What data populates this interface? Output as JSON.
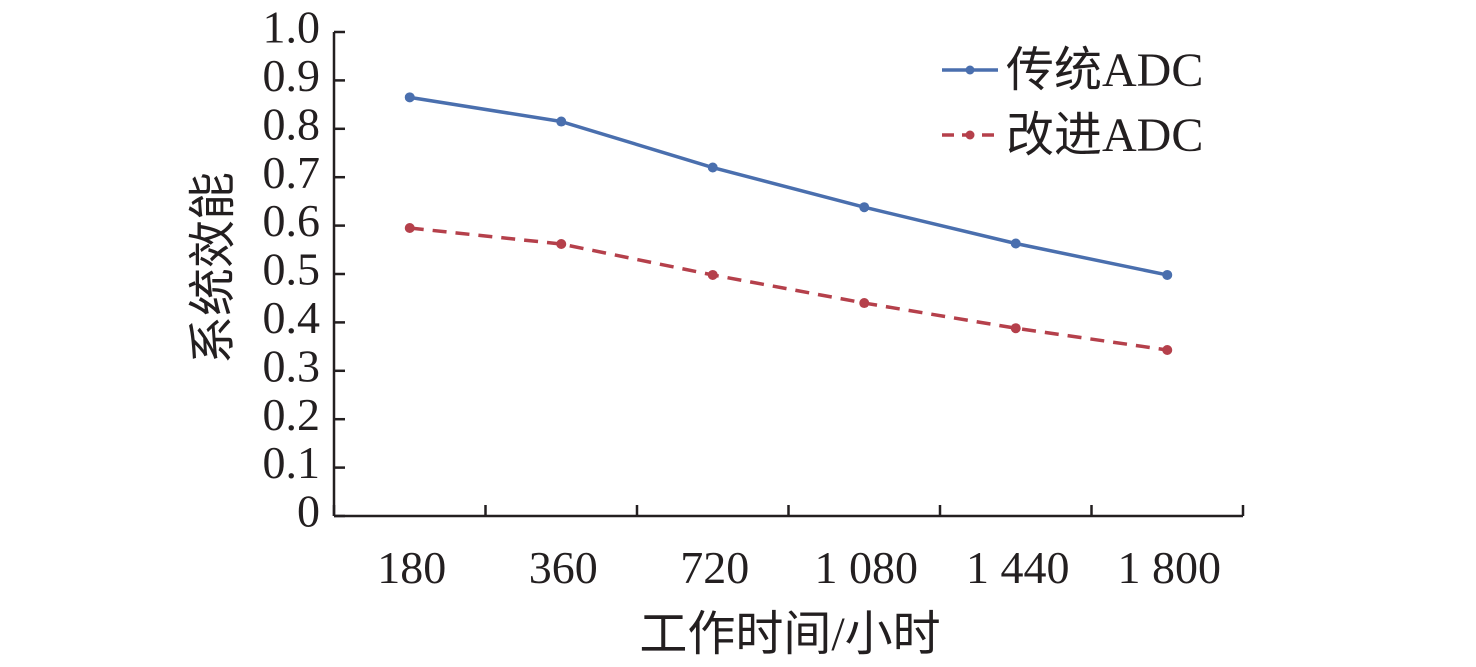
{
  "chart_data": {
    "type": "line",
    "title": "",
    "xlabel": "工作时间/小时",
    "ylabel": "系统效能",
    "categories": [
      "180",
      "360",
      "720",
      "1 080",
      "1 440",
      "1 800"
    ],
    "ylim": [
      0,
      1.0
    ],
    "yticks": [
      "0",
      "0.1",
      "0.2",
      "0.3",
      "0.4",
      "0.5",
      "0.6",
      "0.7",
      "0.8",
      "0.9",
      "1.0"
    ],
    "grid": false,
    "legend_position": "top-right",
    "series": [
      {
        "name": "传统ADC",
        "values": [
          0.865,
          0.815,
          0.72,
          0.638,
          0.563,
          0.498
        ],
        "color": "#4a6fae",
        "style": "solid"
      },
      {
        "name": "改进ADC",
        "values": [
          0.595,
          0.562,
          0.498,
          0.44,
          0.388,
          0.343
        ],
        "color": "#b5404b",
        "style": "dashed"
      }
    ]
  }
}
****
◆ **What you should do**
From the listing, extract all text exactly as given and drop any picture.

◆ **Solution**
What data populates this interface? Output as JSON.
{
  "chart_data": {
    "type": "line",
    "title": "",
    "xlabel": "工作时间/小时",
    "ylabel": "系统效能",
    "categories": [
      "180",
      "360",
      "720",
      "1 080",
      "1 440",
      "1 800"
    ],
    "ylim": [
      0,
      1.0
    ],
    "yticks": [
      "0",
      "0.1",
      "0.2",
      "0.3",
      "0.4",
      "0.5",
      "0.6",
      "0.7",
      "0.8",
      "0.9",
      "1.0"
    ],
    "grid": false,
    "legend_position": "top-right",
    "series": [
      {
        "name": "传统ADC",
        "values": [
          0.865,
          0.815,
          0.72,
          0.638,
          0.563,
          0.498
        ],
        "color": "#4a6fae",
        "style": "solid"
      },
      {
        "name": "改进ADC",
        "values": [
          0.595,
          0.562,
          0.498,
          0.44,
          0.388,
          0.343
        ],
        "color": "#b5404b",
        "style": "dashed"
      }
    ]
  }
}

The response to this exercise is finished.